Что требуется:
Перепишите записи от самого начала вплоть до строки с «table-cell: 2.00: [874, 1172, 1155, 1203]», включая обе границы, и замените в них «screenshot» на «image». Всё остальное оставьте без изменений.

Исходные записи:

=======

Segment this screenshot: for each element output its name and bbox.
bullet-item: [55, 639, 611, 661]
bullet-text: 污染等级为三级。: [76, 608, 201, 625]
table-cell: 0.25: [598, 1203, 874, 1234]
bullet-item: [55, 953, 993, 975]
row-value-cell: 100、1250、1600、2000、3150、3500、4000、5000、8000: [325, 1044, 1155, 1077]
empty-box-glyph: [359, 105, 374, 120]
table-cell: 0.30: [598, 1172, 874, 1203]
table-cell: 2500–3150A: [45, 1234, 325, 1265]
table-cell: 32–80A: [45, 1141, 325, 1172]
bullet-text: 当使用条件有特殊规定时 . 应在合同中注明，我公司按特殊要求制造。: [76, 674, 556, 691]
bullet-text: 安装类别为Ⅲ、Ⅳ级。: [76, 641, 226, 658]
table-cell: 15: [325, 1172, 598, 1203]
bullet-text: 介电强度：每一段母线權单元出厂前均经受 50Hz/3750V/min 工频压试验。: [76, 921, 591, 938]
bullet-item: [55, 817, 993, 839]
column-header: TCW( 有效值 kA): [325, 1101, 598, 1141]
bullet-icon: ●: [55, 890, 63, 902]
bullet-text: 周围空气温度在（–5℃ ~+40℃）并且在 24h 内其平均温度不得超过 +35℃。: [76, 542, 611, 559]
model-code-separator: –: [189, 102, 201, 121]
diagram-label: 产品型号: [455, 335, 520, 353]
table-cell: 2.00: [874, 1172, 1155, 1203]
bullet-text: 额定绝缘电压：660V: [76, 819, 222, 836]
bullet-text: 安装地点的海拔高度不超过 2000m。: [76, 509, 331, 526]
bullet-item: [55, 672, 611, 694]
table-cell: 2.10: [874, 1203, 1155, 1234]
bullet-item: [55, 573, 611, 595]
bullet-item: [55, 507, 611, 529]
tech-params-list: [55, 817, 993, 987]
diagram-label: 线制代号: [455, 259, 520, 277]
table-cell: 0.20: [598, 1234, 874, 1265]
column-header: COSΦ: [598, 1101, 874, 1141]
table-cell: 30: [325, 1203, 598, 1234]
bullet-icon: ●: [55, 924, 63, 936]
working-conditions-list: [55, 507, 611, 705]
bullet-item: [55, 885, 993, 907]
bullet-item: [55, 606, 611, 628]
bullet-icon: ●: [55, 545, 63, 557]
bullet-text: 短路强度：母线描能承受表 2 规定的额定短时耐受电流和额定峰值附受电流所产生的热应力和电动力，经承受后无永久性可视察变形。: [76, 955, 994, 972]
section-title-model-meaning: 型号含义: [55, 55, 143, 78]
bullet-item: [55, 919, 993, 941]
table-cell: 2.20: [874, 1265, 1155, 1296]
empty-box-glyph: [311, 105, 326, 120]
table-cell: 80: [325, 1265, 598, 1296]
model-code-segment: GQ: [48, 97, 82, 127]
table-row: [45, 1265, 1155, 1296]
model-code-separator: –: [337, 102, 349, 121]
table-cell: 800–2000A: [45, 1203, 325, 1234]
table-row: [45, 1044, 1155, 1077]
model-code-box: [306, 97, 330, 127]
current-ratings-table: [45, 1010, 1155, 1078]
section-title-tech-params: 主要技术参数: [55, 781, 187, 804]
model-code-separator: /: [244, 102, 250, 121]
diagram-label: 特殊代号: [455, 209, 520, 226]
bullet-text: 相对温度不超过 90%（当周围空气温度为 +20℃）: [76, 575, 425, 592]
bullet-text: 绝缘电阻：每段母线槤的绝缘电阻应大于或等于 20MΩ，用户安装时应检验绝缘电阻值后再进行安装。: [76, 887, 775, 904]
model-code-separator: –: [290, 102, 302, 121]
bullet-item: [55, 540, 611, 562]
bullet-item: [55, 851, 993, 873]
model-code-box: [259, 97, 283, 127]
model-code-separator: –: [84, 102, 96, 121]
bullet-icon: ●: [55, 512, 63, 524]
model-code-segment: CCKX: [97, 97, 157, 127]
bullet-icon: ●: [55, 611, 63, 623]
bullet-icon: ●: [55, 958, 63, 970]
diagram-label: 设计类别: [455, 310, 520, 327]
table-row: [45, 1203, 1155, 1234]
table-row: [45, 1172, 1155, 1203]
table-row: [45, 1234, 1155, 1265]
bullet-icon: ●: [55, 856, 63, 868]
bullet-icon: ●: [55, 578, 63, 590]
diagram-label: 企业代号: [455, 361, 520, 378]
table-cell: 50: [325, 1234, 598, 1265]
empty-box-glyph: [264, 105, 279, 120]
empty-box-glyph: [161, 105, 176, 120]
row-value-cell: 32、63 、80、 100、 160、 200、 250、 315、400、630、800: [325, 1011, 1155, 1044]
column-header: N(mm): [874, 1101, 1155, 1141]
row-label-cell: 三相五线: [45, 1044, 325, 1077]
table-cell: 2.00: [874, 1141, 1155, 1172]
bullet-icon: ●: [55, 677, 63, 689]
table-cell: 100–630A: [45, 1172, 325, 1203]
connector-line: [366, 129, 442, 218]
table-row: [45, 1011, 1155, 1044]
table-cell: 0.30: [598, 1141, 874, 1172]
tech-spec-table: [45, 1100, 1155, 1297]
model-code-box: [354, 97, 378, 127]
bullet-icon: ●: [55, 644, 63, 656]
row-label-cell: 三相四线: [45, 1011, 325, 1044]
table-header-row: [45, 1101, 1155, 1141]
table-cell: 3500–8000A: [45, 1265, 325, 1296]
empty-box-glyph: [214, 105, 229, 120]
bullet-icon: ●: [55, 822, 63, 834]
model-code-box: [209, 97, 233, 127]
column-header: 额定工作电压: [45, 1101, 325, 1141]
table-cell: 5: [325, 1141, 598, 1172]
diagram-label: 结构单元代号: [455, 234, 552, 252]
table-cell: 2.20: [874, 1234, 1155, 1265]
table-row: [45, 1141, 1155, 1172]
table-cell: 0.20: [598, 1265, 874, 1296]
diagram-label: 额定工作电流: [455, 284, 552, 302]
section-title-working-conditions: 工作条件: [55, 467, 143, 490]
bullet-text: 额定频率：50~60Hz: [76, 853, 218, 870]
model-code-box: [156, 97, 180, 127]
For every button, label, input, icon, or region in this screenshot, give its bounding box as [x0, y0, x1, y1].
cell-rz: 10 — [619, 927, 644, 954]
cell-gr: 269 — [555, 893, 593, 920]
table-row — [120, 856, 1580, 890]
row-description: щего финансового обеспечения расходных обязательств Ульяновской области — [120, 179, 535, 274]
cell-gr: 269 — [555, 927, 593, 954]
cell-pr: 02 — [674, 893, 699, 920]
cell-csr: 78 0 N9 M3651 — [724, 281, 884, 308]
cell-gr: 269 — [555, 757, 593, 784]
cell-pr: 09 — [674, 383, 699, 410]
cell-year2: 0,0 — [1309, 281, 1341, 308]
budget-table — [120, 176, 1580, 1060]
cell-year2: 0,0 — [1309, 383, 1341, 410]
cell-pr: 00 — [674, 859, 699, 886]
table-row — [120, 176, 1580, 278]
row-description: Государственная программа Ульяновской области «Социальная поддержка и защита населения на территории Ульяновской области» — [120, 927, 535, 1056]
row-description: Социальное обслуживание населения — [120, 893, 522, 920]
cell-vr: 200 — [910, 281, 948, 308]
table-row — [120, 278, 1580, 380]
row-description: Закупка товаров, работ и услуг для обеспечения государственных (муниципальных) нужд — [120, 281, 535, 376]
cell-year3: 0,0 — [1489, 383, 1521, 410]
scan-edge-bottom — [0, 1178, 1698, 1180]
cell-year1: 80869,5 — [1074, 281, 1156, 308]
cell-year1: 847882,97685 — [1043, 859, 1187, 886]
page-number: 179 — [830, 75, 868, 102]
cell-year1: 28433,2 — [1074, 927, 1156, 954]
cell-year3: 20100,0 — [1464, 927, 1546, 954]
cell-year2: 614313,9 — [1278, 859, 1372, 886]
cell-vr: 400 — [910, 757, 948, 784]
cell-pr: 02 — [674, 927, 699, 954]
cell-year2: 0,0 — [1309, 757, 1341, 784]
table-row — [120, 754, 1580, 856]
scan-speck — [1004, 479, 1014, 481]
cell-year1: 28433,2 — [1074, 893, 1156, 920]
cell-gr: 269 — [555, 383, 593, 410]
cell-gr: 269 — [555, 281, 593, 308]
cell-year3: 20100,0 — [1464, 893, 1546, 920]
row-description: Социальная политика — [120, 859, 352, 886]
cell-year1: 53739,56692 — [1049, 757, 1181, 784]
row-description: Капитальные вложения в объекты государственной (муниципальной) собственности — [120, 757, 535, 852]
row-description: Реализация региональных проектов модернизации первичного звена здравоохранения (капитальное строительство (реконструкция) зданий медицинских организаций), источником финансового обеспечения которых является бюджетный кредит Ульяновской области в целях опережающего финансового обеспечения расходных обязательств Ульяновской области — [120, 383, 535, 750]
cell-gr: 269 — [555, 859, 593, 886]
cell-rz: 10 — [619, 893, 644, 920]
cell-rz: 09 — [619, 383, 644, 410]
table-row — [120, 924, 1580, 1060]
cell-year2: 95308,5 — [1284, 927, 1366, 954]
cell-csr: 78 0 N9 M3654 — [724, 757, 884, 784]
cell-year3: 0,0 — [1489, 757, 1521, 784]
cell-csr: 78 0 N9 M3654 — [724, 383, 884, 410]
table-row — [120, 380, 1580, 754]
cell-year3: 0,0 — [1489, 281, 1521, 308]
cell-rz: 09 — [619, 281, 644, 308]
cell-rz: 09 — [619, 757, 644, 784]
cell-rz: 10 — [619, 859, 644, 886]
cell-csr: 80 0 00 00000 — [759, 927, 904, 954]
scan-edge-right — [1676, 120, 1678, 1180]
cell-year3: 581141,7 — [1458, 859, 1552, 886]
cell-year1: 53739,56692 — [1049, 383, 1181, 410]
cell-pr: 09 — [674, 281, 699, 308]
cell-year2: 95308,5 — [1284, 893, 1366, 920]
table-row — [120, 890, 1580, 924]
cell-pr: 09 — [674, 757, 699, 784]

=======

Результат выполнения:
Segment this image: for each element output its name and bbox.
bullet-item: [55, 639, 611, 661]
bullet-text: 污染等级为三级。: [76, 608, 201, 625]
table-cell: 0.25: [598, 1203, 874, 1234]
bullet-item: [55, 953, 993, 975]
row-value-cell: 100、1250、1600、2000、3150、3500、4000、5000、8000: [325, 1044, 1155, 1077]
empty-box-glyph: [359, 105, 374, 120]
table-cell: 0.30: [598, 1172, 874, 1203]
table-cell: 2500–3150A: [45, 1234, 325, 1265]
table-cell: 32–80A: [45, 1141, 325, 1172]
bullet-text: 当使用条件有特殊规定时 . 应在合同中注明，我公司按特殊要求制造。: [76, 674, 556, 691]
bullet-text: 安装类别为Ⅲ、Ⅳ级。: [76, 641, 226, 658]
table-cell: 15: [325, 1172, 598, 1203]
bullet-text: 介电强度：每一段母线權单元出厂前均经受 50Hz/3750V/min 工频压试验。: [76, 921, 591, 938]
bullet-item: [55, 817, 993, 839]
column-header: TCW( 有效值 kA): [325, 1101, 598, 1141]
bullet-icon: ●: [55, 890, 63, 902]
bullet-text: 周围空气温度在（–5℃ ~+40℃）并且在 24h 内其平均温度不得超过 +35℃。: [76, 542, 611, 559]
model-code-separator: –: [189, 102, 201, 121]
diagram-label: 产品型号: [455, 335, 520, 353]
table-cell: 2.00: [874, 1172, 1155, 1203]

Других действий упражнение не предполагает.